# [Do this]
Extract each line of the data and write it out again exactly.
┌────────
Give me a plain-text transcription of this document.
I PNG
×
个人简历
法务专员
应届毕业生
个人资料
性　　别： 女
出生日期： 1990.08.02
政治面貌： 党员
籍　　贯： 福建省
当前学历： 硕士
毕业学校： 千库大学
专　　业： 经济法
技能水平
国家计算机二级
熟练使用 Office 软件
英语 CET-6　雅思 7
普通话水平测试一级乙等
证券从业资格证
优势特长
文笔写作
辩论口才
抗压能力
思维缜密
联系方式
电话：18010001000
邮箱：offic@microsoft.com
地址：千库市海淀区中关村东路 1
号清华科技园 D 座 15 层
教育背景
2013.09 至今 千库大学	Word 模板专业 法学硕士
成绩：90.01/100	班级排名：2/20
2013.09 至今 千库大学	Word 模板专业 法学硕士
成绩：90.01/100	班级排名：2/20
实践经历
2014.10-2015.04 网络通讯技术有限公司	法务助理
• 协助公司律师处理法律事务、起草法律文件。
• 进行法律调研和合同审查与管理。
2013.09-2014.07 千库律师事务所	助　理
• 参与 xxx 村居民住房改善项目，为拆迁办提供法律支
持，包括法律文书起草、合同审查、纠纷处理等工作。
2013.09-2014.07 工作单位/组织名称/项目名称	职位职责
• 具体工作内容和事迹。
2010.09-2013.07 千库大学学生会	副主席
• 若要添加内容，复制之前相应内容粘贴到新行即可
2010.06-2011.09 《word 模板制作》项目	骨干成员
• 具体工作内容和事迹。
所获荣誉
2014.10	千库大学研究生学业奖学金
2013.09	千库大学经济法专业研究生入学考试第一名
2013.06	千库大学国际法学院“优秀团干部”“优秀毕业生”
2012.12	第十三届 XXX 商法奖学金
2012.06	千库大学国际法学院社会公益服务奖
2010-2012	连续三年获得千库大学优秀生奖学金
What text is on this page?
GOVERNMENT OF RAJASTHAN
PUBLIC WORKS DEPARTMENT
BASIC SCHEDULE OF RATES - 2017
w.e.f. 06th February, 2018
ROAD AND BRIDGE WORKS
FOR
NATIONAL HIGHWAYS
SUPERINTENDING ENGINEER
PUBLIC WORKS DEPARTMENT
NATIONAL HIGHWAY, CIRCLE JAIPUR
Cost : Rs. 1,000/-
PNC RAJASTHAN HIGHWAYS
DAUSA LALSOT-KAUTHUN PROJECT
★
└────────
# [Task result]
Give me a plain-text transcription of this document.
I PNG
×
个人简历
法务专员
应届毕业生
个人资料
性　　别： 女
出生日期： 1990.08.02
政治面貌： 党员
籍　　贯： 福建省
当前学历： 硕士
毕业学校： 千库大学
专　　业： 经济法
技能水平
国家计算机二级
熟练使用 Office 软件
英语 CET-6　雅思 7
普通话水平测试一级乙等
证券从业资格证
优势特长
文笔写作
辩论口才
抗压能力
思维缜密
联系方式
电话：18010001000
邮箱：offic@microsoft.com
地址：千库市海淀区中关村东路 1
号清华科技园 D 座 15 层
教育背景
2013.09 至今 千库大学	Word 模板专业 法学硕士
成绩：90.01/100	班级排名：2/20
2013.09 至今 千库大学	Word 模板专业 法学硕士
成绩：90.01/100	班级排名：2/20
实践经历
2014.10-2015.04 网络通讯技术有限公司	法务助理
• 协助公司律师处理法律事务、起草法律文件。
• 进行法律调研和合同审查与管理。
2013.09-2014.07 千库律师事务所	助　理
• 参与 xxx 村居民住房改善项目，为拆迁办提供法律支
持，包括法律文书起草、合同审查、纠纷处理等工作。
2013.09-2014.07 工作单位/组织名称/项目名称	职位职责
• 具体工作内容和事迹。
2010.09-2013.07 千库大学学生会	副主席
• 若要添加内容，复制之前相应内容粘贴到新行即可
2010.06-2011.09 《word 模板制作》项目	骨干成员
• 具体工作内容和事迹。
所获荣誉
2014.10	千库大学研究生学业奖学金
2013.09	千库大学经济法专业研究生入学考试第一名
2013.06	千库大学国际法学院“优秀团干部”“优秀毕业生”
2012.12	第十三届 XXX 商法奖学金
2012.06	千库大学国际法学院社会公益服务奖
2010-2012	连续三年获得千库大学优秀生奖学金
What text is on this page?
GOVERNMENT OF RAJASTHAN
PUBLIC WORKS DEPARTMENT
BASIC SCHEDULE OF RATES - 2017
w.e.f. 06th February, 2018
ROAD AND BRIDGE WORKS
FOR
NATIONAL HIGHWAYS
SUPERINTENDING ENGINEER
PUBLIC WORKS DEPARTMENT
NATIONAL HIGHWAY, CIRCLE JAIPUR
Cost : Rs. 1,000/-
PNC RAJASTHAN HIGHWAYS
DAUSA LALSOT-KAUTHUN PROJECT
★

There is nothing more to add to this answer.